*INSTRUCTIONS FOR THE TASK*:
Repeat every line of the data exactly, but not the pictures.

*GIVEN DATA*:
◇ ◇ ◇ ◇ ◇

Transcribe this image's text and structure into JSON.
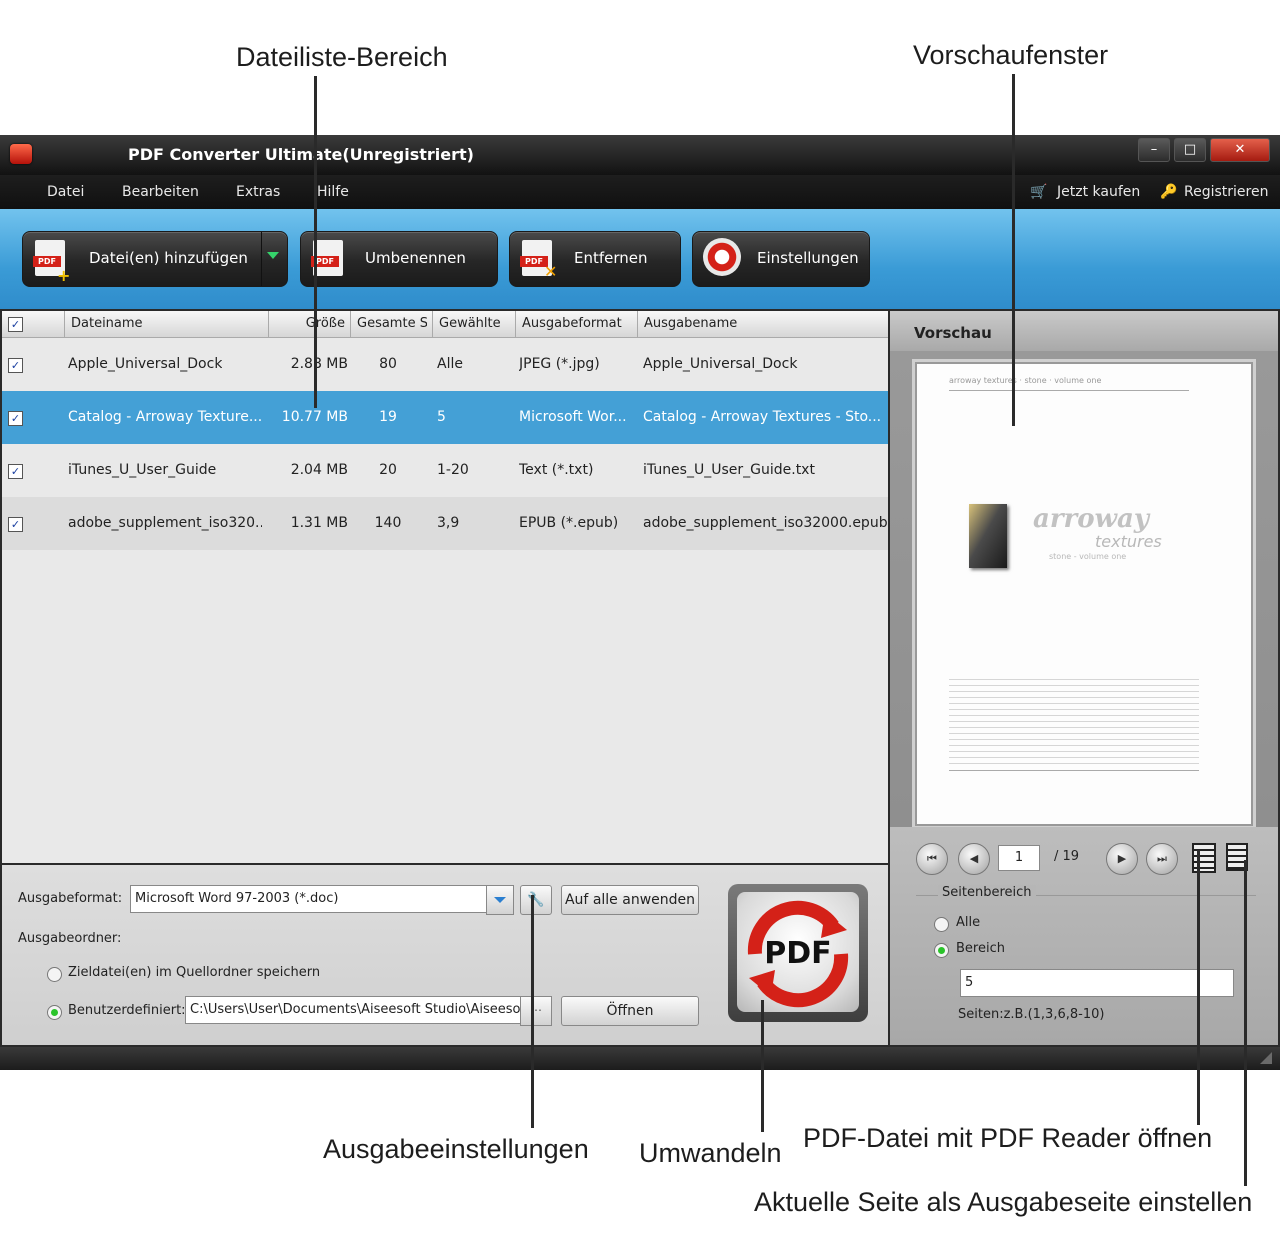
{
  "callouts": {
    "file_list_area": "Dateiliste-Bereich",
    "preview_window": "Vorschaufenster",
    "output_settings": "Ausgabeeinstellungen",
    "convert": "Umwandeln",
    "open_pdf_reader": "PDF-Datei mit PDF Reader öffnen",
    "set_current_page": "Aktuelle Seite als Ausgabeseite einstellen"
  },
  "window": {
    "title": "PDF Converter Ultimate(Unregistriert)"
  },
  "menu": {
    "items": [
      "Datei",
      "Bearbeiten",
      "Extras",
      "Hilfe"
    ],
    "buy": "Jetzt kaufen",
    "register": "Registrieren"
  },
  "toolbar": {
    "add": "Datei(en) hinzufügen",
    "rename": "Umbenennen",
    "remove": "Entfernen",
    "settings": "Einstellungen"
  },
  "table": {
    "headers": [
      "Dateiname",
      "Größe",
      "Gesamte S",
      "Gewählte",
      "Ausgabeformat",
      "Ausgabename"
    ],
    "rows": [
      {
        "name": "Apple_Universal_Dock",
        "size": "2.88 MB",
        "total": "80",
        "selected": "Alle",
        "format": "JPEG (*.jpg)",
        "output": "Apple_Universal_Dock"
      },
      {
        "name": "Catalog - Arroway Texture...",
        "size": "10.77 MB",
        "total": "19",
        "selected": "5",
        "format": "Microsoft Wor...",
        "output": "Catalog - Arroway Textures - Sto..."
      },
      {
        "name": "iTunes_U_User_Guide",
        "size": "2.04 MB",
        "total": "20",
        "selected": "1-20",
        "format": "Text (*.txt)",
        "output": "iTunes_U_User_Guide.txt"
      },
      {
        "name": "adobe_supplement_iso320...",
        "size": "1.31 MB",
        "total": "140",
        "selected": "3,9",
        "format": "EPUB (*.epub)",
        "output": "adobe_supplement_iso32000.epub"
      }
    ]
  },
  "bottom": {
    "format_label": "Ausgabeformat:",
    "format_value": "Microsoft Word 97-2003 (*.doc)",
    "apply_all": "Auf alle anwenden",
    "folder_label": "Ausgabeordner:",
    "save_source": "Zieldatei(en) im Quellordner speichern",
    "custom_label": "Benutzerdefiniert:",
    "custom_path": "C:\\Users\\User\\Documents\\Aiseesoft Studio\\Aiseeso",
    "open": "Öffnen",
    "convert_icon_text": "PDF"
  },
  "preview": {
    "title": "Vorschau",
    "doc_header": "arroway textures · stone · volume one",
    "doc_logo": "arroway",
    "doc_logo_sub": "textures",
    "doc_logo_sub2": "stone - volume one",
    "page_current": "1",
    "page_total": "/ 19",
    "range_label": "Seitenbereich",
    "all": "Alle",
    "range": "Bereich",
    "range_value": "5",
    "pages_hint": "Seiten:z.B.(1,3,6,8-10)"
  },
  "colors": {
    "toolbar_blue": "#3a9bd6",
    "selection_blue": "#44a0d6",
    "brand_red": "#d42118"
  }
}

◇ ◇ ◇ ◇ ◇

*OUTPUT*:
Transcribe this image's text and structure into JSON.
{
  "callouts": {
    "file_list_area": "Dateiliste-Bereich",
    "preview_window": "Vorschaufenster",
    "output_settings": "Ausgabeeinstellungen",
    "convert": "Umwandeln",
    "open_pdf_reader": "PDF-Datei mit PDF Reader öffnen",
    "set_current_page": "Aktuelle Seite als Ausgabeseite einstellen"
  },
  "window": {
    "title": "PDF Converter Ultimate(Unregistriert)"
  },
  "menu": {
    "items": [
      "Datei",
      "Bearbeiten",
      "Extras",
      "Hilfe"
    ],
    "buy": "Jetzt kaufen",
    "register": "Registrieren"
  },
  "toolbar": {
    "add": "Datei(en) hinzufügen",
    "rename": "Umbenennen",
    "remove": "Entfernen",
    "settings": "Einstellungen"
  },
  "table": {
    "headers": [
      "Dateiname",
      "Größe",
      "Gesamte S",
      "Gewählte",
      "Ausgabeformat",
      "Ausgabename"
    ],
    "rows": [
      {
        "name": "Apple_Universal_Dock",
        "size": "2.88 MB",
        "total": "80",
        "selected": "Alle",
        "format": "JPEG (*.jpg)",
        "output": "Apple_Universal_Dock"
      },
      {
        "name": "Catalog - Arroway Texture...",
        "size": "10.77 MB",
        "total": "19",
        "selected": "5",
        "format": "Microsoft Wor...",
        "output": "Catalog - Arroway Textures - Sto..."
      },
      {
        "name": "iTunes_U_User_Guide",
        "size": "2.04 MB",
        "total": "20",
        "selected": "1-20",
        "format": "Text (*.txt)",
        "output": "iTunes_U_User_Guide.txt"
      },
      {
        "name": "adobe_supplement_iso320...",
        "size": "1.31 MB",
        "total": "140",
        "selected": "3,9",
        "format": "EPUB (*.epub)",
        "output": "adobe_supplement_iso32000.epub"
      }
    ]
  },
  "bottom": {
    "format_label": "Ausgabeformat:",
    "format_value": "Microsoft Word 97-2003 (*.doc)",
    "apply_all": "Auf alle anwenden",
    "folder_label": "Ausgabeordner:",
    "save_source": "Zieldatei(en) im Quellordner speichern",
    "custom_label": "Benutzerdefiniert:",
    "custom_path": "C:\\Users\\User\\Documents\\Aiseesoft Studio\\Aiseeso",
    "open": "Öffnen",
    "convert_icon_text": "PDF"
  },
  "preview": {
    "title": "Vorschau",
    "doc_header": "arroway textures · stone · volume one",
    "doc_logo": "arroway",
    "doc_logo_sub": "textures",
    "doc_logo_sub2": "stone - volume one",
    "page_current": "1",
    "page_total": "/ 19",
    "range_label": "Seitenbereich",
    "all": "Alle",
    "range": "Bereich",
    "range_value": "5",
    "pages_hint": "Seiten:z.B.(1,3,6,8-10)"
  },
  "colors": {
    "toolbar_blue": "#3a9bd6",
    "selection_blue": "#44a0d6",
    "brand_red": "#d42118"
  }
}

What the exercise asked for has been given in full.